WHAT IS EXPECTED: Copy each line in which the string "circle" occurs.

DATA SECTION:
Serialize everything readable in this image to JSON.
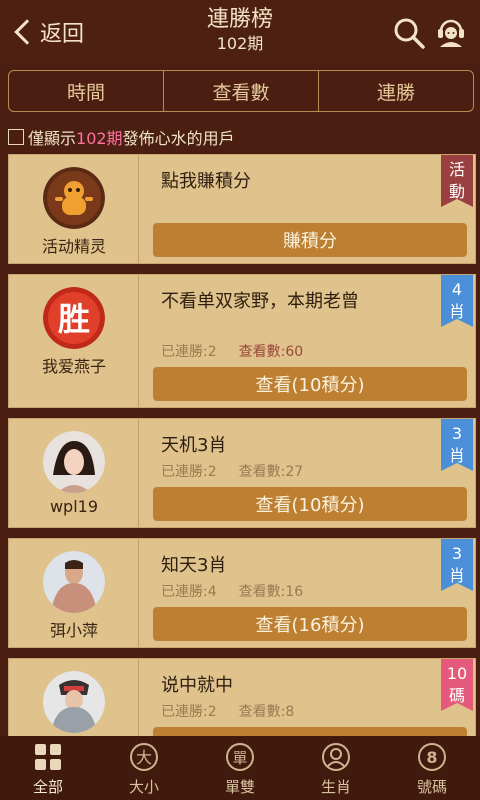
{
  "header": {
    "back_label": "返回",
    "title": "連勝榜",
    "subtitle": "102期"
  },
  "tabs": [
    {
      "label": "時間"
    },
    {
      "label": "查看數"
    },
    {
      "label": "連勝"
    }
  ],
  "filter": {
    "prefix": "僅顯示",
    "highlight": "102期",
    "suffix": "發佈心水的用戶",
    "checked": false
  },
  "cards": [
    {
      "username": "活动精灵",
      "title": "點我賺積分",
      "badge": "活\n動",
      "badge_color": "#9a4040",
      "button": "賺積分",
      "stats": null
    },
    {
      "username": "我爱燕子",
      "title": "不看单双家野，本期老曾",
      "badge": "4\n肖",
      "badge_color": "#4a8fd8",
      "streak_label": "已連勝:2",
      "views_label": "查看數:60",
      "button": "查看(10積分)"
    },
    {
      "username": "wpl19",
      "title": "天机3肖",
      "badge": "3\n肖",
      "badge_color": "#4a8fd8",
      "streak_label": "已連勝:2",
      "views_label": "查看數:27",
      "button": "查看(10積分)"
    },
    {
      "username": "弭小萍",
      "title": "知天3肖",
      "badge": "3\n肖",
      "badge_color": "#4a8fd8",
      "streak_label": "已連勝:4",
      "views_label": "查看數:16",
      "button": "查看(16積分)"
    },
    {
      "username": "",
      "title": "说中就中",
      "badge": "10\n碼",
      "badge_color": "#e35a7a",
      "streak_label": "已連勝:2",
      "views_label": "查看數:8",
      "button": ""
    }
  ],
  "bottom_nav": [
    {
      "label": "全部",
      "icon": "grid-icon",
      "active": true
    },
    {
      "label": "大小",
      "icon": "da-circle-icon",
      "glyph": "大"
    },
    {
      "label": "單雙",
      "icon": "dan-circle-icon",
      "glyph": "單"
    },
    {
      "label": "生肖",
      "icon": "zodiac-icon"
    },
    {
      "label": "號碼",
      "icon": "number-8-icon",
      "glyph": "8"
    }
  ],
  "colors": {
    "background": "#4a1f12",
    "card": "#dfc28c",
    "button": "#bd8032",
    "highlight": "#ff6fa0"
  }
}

* * *

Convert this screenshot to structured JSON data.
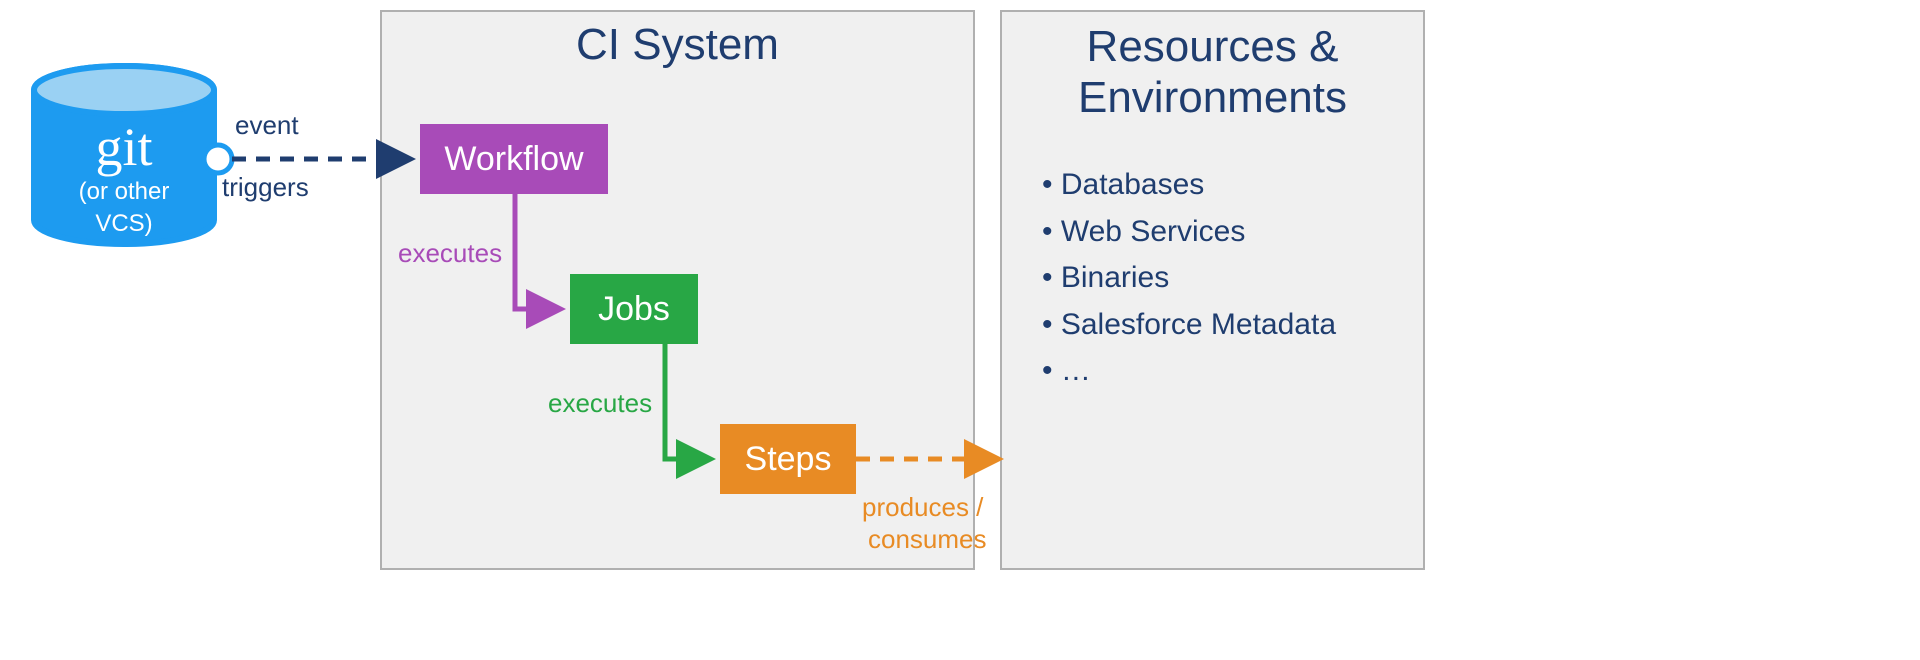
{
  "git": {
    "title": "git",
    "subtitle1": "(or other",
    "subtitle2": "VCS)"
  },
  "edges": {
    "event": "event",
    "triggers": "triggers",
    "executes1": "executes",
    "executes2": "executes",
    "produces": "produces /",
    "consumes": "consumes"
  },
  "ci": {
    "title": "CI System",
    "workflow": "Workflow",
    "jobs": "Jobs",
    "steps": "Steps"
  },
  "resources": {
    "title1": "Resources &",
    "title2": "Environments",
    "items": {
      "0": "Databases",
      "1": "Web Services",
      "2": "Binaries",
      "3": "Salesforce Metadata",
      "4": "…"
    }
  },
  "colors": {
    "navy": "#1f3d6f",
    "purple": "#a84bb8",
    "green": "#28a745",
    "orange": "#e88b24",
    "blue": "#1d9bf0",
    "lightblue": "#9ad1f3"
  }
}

THE RESPONSE:
      "icon": "da-circle-icon",
      "icon": "dan-circle-icon",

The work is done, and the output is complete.